Return the records in full, exactly as given.

--- START ---

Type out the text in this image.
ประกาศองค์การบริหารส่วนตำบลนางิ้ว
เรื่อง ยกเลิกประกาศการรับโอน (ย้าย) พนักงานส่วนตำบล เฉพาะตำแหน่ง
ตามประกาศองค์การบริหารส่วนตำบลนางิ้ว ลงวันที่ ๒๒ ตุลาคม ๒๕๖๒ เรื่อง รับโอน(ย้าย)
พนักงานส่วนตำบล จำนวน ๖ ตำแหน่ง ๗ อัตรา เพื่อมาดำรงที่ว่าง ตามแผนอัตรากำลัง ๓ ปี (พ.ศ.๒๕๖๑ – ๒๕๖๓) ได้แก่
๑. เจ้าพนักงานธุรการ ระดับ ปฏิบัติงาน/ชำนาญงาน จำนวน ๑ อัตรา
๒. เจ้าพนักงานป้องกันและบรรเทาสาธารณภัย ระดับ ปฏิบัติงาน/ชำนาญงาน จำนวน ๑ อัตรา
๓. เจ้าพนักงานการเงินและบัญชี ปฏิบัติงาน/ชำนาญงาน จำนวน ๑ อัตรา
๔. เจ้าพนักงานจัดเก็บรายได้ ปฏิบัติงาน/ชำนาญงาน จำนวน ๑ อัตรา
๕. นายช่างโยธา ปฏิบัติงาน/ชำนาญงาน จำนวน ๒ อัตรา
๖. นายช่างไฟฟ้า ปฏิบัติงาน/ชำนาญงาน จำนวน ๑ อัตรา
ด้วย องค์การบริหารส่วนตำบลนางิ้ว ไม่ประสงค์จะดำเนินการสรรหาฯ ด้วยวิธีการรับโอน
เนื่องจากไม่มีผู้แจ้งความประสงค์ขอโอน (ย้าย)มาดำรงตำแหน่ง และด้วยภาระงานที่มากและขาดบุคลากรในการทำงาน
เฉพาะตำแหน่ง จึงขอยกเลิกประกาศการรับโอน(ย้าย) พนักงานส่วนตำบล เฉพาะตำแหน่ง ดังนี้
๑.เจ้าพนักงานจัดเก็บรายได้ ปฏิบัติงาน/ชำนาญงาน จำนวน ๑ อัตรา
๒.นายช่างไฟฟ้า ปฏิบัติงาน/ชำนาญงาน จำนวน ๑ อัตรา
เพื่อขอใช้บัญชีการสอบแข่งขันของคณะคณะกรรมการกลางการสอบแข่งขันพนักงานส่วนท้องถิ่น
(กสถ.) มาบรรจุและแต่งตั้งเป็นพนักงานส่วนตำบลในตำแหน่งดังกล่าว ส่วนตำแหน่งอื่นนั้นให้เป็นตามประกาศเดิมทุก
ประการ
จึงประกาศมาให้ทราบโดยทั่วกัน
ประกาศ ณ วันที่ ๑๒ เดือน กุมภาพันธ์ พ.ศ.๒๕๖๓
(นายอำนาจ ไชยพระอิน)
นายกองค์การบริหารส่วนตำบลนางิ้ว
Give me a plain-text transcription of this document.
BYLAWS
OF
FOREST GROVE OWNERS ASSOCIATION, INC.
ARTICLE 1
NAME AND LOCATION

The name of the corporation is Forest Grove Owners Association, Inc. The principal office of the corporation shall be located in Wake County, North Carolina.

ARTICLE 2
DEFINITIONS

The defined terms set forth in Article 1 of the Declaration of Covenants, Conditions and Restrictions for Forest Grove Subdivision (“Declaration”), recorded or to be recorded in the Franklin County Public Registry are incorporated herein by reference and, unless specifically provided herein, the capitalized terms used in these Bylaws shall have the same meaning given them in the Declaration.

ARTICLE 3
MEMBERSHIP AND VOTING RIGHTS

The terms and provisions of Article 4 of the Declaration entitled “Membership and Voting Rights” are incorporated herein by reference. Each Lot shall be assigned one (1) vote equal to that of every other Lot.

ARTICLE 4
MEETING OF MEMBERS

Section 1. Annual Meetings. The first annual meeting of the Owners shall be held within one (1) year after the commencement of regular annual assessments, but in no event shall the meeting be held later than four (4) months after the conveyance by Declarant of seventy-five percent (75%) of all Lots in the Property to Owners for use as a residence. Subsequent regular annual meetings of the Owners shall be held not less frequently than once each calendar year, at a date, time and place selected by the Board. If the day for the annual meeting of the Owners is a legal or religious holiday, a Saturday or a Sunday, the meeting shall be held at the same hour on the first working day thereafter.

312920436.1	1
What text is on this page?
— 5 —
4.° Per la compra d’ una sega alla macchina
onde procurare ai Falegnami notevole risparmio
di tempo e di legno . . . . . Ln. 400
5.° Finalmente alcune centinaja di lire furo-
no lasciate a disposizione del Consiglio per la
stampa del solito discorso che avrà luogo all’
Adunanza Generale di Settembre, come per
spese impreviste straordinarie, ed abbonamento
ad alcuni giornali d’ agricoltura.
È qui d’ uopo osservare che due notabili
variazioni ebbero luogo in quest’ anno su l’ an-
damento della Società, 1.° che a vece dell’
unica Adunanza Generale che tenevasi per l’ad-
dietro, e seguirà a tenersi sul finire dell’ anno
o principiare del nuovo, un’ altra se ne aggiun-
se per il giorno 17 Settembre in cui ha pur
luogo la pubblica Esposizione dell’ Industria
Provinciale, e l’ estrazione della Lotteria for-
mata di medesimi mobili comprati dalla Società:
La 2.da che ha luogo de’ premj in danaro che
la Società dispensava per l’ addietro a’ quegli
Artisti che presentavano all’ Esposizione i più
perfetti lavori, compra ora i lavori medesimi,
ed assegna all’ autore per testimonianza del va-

--- END ---

-- Response for this exercise --
Type out the text in this image.
ประกาศองค์การบริหารส่วนตำบลนางิ้ว
เรื่อง ยกเลิกประกาศการรับโอน (ย้าย) พนักงานส่วนตำบล เฉพาะตำแหน่ง
ตามประกาศองค์การบริหารส่วนตำบลนางิ้ว ลงวันที่ ๒๒ ตุลาคม ๒๕๖๒ เรื่อง รับโอน(ย้าย)
พนักงานส่วนตำบล จำนวน ๖ ตำแหน่ง ๗ อัตรา เพื่อมาดำรงที่ว่าง ตามแผนอัตรากำลัง ๓ ปี (พ.ศ.๒๕๖๑ – ๒๕๖๓) ได้แก่
๑. เจ้าพนักงานธุรการ ระดับ ปฏิบัติงาน/ชำนาญงาน จำนวน ๑ อัตรา
๒. เจ้าพนักงานป้องกันและบรรเทาสาธารณภัย ระดับ ปฏิบัติงาน/ชำนาญงาน จำนวน ๑ อัตรา
๓. เจ้าพนักงานการเงินและบัญชี ปฏิบัติงาน/ชำนาญงาน จำนวน ๑ อัตรา
๔. เจ้าพนักงานจัดเก็บรายได้ ปฏิบัติงาน/ชำนาญงาน จำนวน ๑ อัตรา
๕. นายช่างโยธา ปฏิบัติงาน/ชำนาญงาน จำนวน ๒ อัตรา
๖. นายช่างไฟฟ้า ปฏิบัติงาน/ชำนาญงาน จำนวน ๑ อัตรา
ด้วย องค์การบริหารส่วนตำบลนางิ้ว ไม่ประสงค์จะดำเนินการสรรหาฯ ด้วยวิธีการรับโอน
เนื่องจากไม่มีผู้แจ้งความประสงค์ขอโอน (ย้าย)มาดำรงตำแหน่ง และด้วยภาระงานที่มากและขาดบุคลากรในการทำงาน
เฉพาะตำแหน่ง จึงขอยกเลิกประกาศการรับโอน(ย้าย) พนักงานส่วนตำบล เฉพาะตำแหน่ง ดังนี้
๑.เจ้าพนักงานจัดเก็บรายได้ ปฏิบัติงาน/ชำนาญงาน จำนวน ๑ อัตรา
๒.นายช่างไฟฟ้า ปฏิบัติงาน/ชำนาญงาน จำนวน ๑ อัตรา
เพื่อขอใช้บัญชีการสอบแข่งขันของคณะคณะกรรมการกลางการสอบแข่งขันพนักงานส่วนท้องถิ่น
(กสถ.) มาบรรจุและแต่งตั้งเป็นพนักงานส่วนตำบลในตำแหน่งดังกล่าว ส่วนตำแหน่งอื่นนั้นให้เป็นตามประกาศเดิมทุก
ประการ
จึงประกาศมาให้ทราบโดยทั่วกัน
ประกาศ ณ วันที่ ๑๒ เดือน กุมภาพันธ์ พ.ศ.๒๕๖๓
(นายอำนาจ ไชยพระอิน)
นายกองค์การบริหารส่วนตำบลนางิ้ว
Give me a plain-text transcription of this document.
BYLAWS
OF
FOREST GROVE OWNERS ASSOCIATION, INC.
ARTICLE 1
NAME AND LOCATION

The name of the corporation is Forest Grove Owners Association, Inc. The principal office of the corporation shall be located in Wake County, North Carolina.

ARTICLE 2
DEFINITIONS

The defined terms set forth in Article 1 of the Declaration of Covenants, Conditions and Restrictions for Forest Grove Subdivision (“Declaration”), recorded or to be recorded in the Franklin County Public Registry are incorporated herein by reference and, unless specifically provided herein, the capitalized terms used in these Bylaws shall have the same meaning given them in the Declaration.

ARTICLE 3
MEMBERSHIP AND VOTING RIGHTS

The terms and provisions of Article 4 of the Declaration entitled “Membership and Voting Rights” are incorporated herein by reference. Each Lot shall be assigned one (1) vote equal to that of every other Lot.

ARTICLE 4
MEETING OF MEMBERS

Section 1. Annual Meetings. The first annual meeting of the Owners shall be held within one (1) year after the commencement of regular annual assessments, but in no event shall the meeting be held later than four (4) months after the conveyance by Declarant of seventy-five percent (75%) of all Lots in the Property to Owners for use as a residence. Subsequent regular annual meetings of the Owners shall be held not less frequently than once each calendar year, at a date, time and place selected by the Board. If the day for the annual meeting of the Owners is a legal or religious holiday, a Saturday or a Sunday, the meeting shall be held at the same hour on the first working day thereafter.

312920436.1	1
What text is on this page?
— 5 —
4.° Per la compra d’ una sega alla macchina
onde procurare ai Falegnami notevole risparmio
di tempo e di legno . . . . . Ln. 400
5.° Finalmente alcune centinaja di lire furo-
no lasciate a disposizione del Consiglio per la
stampa del solito discorso che avrà luogo all’
Adunanza Generale di Settembre, come per
spese impreviste straordinarie, ed abbonamento
ad alcuni giornali d’ agricoltura.
È qui d’ uopo osservare che due notabili
variazioni ebbero luogo in quest’ anno su l’ an-
damento della Società, 1.° che a vece dell’
unica Adunanza Generale che tenevasi per l’ad-
dietro, e seguirà a tenersi sul finire dell’ anno
o principiare del nuovo, un’ altra se ne aggiun-
se per il giorno 17 Settembre in cui ha pur
luogo la pubblica Esposizione dell’ Industria
Provinciale, e l’ estrazione della Lotteria for-
mata di medesimi mobili comprati dalla Società:
La 2.da che ha luogo de’ premj in danaro che
la Società dispensava per l’ addietro a’ quegli
Artisti che presentavano all’ Esposizione i più
perfetti lavori, compra ora i lavori medesimi,
ed assegna all’ autore per testimonianza del va-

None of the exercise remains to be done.